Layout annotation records
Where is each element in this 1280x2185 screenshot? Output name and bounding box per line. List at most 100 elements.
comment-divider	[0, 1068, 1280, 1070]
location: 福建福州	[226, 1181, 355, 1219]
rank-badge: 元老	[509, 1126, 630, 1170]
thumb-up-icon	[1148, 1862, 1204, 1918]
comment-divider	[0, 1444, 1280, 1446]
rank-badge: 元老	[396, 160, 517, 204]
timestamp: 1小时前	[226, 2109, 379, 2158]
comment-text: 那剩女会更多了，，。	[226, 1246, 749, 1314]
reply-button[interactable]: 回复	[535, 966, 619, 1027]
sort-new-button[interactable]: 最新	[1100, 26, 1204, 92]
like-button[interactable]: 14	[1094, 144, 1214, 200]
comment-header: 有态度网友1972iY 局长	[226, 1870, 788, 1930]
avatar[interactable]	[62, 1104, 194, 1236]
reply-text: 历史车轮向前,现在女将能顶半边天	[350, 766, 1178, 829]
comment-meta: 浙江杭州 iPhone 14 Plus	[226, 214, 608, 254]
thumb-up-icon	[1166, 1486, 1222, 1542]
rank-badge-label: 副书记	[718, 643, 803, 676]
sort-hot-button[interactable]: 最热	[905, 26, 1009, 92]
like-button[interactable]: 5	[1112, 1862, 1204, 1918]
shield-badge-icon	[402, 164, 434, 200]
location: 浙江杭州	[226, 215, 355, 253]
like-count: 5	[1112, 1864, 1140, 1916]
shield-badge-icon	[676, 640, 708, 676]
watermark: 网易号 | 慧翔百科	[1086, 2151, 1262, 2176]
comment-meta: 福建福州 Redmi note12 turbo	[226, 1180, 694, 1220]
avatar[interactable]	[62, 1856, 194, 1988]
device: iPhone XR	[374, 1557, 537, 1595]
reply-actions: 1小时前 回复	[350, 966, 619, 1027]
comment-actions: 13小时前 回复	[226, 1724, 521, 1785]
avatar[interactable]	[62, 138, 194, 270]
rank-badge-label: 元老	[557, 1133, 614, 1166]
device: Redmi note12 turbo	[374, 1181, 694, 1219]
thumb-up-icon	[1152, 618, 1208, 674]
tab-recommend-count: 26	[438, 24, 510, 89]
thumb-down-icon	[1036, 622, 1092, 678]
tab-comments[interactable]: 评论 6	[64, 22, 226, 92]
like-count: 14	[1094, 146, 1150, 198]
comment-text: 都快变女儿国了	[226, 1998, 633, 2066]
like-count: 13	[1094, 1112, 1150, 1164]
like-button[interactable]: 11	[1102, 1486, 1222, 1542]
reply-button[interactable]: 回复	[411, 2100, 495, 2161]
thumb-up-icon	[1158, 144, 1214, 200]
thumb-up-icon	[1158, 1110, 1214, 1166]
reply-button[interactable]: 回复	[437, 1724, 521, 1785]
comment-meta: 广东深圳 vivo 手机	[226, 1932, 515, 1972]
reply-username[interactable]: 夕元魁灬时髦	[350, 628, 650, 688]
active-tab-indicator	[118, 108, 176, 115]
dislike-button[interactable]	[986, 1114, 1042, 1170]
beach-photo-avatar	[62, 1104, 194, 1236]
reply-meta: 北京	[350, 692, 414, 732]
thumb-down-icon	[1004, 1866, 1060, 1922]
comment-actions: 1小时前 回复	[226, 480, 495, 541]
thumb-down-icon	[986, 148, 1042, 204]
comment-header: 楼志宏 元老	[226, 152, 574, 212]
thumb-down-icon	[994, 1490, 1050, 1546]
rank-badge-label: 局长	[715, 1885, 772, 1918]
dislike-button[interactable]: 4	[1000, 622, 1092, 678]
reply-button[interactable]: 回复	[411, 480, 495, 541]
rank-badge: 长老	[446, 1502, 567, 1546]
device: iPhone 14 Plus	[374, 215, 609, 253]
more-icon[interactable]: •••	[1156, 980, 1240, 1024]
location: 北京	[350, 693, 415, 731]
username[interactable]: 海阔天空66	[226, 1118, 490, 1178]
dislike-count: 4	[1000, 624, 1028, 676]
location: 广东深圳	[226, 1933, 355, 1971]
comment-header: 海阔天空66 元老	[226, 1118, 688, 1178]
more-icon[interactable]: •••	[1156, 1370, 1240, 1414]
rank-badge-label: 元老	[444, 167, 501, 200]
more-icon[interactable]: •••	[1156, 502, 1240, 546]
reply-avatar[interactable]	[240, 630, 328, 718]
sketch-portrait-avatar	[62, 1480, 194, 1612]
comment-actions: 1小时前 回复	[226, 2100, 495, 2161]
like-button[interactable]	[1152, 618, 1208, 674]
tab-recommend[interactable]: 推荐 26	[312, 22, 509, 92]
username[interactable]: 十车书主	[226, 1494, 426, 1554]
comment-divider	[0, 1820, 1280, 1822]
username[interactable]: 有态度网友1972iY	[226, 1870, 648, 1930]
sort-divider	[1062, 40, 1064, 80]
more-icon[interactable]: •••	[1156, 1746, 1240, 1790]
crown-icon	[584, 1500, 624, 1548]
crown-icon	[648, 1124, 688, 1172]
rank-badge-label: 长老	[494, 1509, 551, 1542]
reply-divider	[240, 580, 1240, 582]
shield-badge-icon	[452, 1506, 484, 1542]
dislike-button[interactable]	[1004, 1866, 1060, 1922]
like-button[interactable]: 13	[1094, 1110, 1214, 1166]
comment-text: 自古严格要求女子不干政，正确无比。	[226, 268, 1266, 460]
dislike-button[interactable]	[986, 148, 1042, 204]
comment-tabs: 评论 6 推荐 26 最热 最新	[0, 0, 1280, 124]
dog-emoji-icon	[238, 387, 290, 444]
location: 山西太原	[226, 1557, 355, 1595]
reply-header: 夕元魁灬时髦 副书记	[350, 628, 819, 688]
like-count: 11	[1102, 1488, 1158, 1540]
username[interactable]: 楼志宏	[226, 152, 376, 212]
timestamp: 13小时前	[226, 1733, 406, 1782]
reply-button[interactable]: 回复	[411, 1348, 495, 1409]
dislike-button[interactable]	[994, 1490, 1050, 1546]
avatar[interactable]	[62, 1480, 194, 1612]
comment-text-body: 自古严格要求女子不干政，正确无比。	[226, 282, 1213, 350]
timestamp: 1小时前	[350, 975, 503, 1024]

Aim = How many lines in the records above contain the string "rank"? Reply with the number alone.

Answer to this task = 8